* _SUPPLIED MATERIAL_

>> BEGIN

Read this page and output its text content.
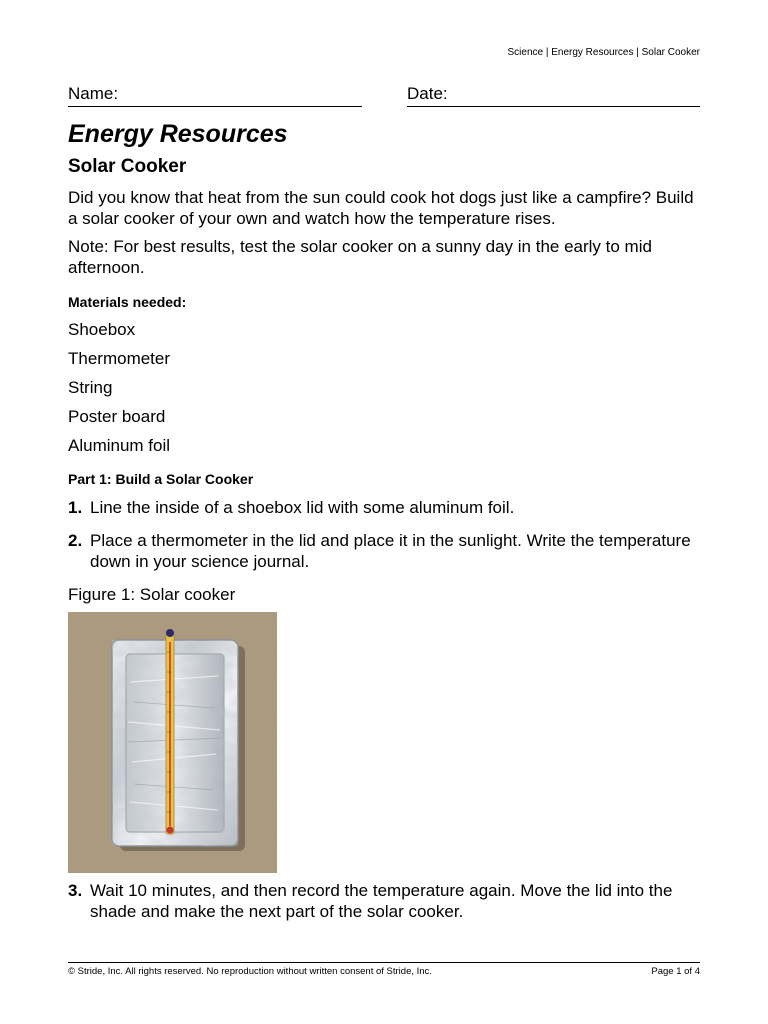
Science | Energy Resources | Solar Cooker
Name:	Date:
Energy Resources
Solar Cooker

Did you know that heat from the sun could cook hot dogs just like a campfire? Build a solar cooker of your own and watch how the temperature rises.

Note: For best results, test the solar cooker on a sunny day in the early to mid afternoon.

Materials needed:
Shoebox
Thermometer
String
Poster board
Aluminum foil
Part 1: Build a Solar Cooker
1. Line the inside of a shoebox lid with some aluminum foil.
2. Place a thermometer in the lid and place it in the sunlight. Write the temperature down in your science journal.

Figure 1: Solar cooker

3. Wait 10 minutes, and then record the temperature again. Move the lid into the shade and make the next part of the solar cooker.
© Stride, Inc. All rights reserved. No reproduction without written consent of Stride, Inc.	Page 1 of 4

>> END

What number of lines in the records contain the word "your"? Answer with that number alone.

2